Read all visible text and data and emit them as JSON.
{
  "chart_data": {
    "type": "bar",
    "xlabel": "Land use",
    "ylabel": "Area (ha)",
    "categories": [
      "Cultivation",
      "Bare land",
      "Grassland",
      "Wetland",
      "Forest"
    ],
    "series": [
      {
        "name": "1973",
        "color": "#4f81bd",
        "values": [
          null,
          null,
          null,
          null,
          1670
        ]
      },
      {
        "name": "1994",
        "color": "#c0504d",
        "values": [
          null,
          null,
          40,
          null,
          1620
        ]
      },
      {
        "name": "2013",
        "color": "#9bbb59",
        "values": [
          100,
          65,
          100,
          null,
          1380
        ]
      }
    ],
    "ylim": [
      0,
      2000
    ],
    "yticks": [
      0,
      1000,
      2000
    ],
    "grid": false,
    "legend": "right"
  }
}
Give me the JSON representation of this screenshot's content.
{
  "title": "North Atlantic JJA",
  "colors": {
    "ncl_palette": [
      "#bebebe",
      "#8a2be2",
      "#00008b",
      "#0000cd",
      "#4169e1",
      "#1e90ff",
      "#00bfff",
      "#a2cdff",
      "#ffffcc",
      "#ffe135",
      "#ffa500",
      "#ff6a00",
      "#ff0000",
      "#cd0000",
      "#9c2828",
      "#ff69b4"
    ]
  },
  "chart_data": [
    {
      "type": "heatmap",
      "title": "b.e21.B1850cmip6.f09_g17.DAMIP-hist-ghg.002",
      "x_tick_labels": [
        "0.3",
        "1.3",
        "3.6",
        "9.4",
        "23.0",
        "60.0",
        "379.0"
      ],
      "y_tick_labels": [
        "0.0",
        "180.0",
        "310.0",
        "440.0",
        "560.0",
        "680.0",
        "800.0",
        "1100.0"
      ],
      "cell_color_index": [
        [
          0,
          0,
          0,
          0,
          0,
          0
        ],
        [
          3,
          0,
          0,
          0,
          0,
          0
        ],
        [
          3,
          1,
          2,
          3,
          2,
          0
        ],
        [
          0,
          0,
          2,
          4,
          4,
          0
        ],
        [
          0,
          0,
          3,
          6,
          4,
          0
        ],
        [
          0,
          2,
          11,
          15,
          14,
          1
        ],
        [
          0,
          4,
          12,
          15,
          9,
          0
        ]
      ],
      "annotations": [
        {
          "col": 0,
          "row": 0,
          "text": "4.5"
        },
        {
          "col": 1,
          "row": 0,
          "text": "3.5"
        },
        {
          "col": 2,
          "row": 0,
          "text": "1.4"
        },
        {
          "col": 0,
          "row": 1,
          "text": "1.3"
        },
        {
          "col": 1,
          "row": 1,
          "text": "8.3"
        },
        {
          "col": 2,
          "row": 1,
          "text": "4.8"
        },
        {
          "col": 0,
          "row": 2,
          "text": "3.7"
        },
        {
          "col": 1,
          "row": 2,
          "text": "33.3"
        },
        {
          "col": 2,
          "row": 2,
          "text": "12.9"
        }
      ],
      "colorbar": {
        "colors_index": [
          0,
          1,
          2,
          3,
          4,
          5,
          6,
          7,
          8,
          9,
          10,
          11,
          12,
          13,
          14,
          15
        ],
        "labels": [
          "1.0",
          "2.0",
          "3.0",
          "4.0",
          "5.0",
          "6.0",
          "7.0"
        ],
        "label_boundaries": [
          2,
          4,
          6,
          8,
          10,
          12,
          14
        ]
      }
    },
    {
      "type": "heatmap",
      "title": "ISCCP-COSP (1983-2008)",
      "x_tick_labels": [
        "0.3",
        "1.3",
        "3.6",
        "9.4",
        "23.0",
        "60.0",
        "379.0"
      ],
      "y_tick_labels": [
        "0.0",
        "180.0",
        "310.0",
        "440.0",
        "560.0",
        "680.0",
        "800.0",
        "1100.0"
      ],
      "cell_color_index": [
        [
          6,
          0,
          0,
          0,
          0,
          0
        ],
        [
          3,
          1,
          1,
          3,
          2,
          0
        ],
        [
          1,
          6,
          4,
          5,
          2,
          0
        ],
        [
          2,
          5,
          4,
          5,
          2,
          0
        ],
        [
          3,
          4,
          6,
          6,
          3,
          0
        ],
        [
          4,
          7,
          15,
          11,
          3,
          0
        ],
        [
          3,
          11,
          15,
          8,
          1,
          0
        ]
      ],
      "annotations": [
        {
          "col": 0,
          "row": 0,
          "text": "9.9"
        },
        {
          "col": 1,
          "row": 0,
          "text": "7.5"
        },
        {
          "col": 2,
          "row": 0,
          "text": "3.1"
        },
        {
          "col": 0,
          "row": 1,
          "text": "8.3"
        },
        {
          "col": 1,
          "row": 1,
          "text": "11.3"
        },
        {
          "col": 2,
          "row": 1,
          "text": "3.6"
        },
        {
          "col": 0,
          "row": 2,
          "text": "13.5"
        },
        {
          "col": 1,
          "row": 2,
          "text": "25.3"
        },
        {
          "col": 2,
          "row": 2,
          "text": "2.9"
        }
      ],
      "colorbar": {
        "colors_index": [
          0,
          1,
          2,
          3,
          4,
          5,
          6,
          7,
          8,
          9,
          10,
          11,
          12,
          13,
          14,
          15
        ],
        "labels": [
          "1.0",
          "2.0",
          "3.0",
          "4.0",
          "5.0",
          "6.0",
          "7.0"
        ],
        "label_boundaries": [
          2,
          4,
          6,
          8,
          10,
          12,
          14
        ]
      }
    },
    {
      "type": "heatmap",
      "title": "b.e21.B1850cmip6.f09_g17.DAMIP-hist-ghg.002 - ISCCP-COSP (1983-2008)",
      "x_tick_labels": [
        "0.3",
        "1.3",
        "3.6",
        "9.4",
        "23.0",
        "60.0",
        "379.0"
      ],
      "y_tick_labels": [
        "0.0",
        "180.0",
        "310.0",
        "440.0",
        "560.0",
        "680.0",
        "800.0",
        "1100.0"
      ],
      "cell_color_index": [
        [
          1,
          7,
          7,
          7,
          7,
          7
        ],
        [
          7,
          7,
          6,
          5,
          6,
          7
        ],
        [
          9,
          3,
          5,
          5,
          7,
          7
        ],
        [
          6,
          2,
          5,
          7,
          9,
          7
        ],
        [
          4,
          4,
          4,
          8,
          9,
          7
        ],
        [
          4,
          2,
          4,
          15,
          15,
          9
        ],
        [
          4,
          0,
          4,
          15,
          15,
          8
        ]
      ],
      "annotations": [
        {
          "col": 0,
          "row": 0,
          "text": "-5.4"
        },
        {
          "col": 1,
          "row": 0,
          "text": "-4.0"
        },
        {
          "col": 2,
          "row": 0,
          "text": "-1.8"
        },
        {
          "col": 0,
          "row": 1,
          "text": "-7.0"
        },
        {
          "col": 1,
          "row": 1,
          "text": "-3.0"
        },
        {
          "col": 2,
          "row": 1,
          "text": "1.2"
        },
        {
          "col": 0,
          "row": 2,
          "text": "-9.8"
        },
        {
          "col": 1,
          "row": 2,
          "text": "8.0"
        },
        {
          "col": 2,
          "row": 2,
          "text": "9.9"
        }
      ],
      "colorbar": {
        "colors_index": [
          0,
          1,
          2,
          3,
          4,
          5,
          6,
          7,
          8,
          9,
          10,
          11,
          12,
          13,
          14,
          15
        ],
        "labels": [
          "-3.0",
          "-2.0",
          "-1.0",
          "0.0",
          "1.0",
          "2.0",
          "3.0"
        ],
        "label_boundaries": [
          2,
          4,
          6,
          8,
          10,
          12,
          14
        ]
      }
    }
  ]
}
□ □ □
Written request: How many lines in these entries hold the string "ISCCP"? Answer with the number alone.

Output below: 2